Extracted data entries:
################

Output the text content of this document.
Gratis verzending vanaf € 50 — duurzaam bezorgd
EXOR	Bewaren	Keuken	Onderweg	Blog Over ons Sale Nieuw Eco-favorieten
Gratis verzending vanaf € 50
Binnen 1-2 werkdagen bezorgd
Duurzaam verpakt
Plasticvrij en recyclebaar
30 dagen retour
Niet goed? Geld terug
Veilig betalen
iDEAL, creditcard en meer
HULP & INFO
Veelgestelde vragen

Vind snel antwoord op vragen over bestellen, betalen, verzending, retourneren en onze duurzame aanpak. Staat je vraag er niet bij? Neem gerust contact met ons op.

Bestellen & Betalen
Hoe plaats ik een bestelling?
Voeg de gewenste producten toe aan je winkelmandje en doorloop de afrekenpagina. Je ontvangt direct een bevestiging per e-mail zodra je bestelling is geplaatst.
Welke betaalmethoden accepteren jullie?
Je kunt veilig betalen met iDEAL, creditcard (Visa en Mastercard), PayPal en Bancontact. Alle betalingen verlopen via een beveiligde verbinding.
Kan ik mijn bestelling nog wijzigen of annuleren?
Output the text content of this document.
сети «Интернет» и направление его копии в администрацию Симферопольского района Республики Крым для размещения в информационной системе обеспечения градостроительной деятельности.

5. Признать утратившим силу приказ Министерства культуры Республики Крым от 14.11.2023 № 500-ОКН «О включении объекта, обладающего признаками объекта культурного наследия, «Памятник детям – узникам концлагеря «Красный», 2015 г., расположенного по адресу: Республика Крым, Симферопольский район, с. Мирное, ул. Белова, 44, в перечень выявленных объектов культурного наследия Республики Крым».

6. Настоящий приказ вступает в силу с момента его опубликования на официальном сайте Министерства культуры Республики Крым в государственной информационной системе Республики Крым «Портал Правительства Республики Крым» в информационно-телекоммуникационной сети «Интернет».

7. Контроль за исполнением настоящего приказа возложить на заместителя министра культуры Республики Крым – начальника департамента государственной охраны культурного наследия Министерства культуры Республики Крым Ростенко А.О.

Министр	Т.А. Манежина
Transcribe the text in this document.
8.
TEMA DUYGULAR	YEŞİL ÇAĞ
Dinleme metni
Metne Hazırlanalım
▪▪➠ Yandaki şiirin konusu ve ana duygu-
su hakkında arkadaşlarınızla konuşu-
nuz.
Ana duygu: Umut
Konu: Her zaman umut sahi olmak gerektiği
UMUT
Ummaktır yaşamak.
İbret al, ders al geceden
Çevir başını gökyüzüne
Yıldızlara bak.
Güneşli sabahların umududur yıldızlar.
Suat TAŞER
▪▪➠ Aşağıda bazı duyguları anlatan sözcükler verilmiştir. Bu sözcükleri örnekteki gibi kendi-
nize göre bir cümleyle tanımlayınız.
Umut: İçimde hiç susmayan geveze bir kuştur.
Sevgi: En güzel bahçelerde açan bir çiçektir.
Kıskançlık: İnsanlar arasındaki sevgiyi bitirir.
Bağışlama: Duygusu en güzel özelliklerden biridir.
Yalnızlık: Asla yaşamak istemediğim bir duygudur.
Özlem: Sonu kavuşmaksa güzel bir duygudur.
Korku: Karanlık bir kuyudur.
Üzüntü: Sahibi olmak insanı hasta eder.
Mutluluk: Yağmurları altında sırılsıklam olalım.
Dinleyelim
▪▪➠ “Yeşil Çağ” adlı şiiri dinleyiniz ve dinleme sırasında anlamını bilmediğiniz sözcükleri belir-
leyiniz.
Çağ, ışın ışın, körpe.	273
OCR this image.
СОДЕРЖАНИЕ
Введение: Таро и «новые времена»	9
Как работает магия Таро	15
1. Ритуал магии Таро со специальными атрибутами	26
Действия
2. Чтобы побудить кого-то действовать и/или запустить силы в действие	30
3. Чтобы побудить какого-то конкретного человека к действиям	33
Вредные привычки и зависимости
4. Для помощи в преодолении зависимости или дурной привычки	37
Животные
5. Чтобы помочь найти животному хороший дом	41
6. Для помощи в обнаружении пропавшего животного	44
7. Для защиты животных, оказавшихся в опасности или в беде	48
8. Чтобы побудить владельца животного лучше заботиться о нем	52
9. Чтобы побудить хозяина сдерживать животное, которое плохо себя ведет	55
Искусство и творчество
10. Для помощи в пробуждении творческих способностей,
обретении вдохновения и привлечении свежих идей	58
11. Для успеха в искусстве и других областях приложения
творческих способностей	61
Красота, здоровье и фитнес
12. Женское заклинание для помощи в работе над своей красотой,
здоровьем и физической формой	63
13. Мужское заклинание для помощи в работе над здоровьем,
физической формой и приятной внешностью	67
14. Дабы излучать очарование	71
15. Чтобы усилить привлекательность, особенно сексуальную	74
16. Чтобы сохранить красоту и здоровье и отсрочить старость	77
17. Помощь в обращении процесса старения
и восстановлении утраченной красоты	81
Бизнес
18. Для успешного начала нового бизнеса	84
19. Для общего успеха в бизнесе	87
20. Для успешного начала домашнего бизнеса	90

################

- [REQUIREMENT] Copy whichever lines in the listing above contain the word "бизнеса".

- [RESPONSE TO THIS EXERCISE]
18. Для успешного начала нового бизнеса	84
20. Для успешного начала домашнего бизнеса	90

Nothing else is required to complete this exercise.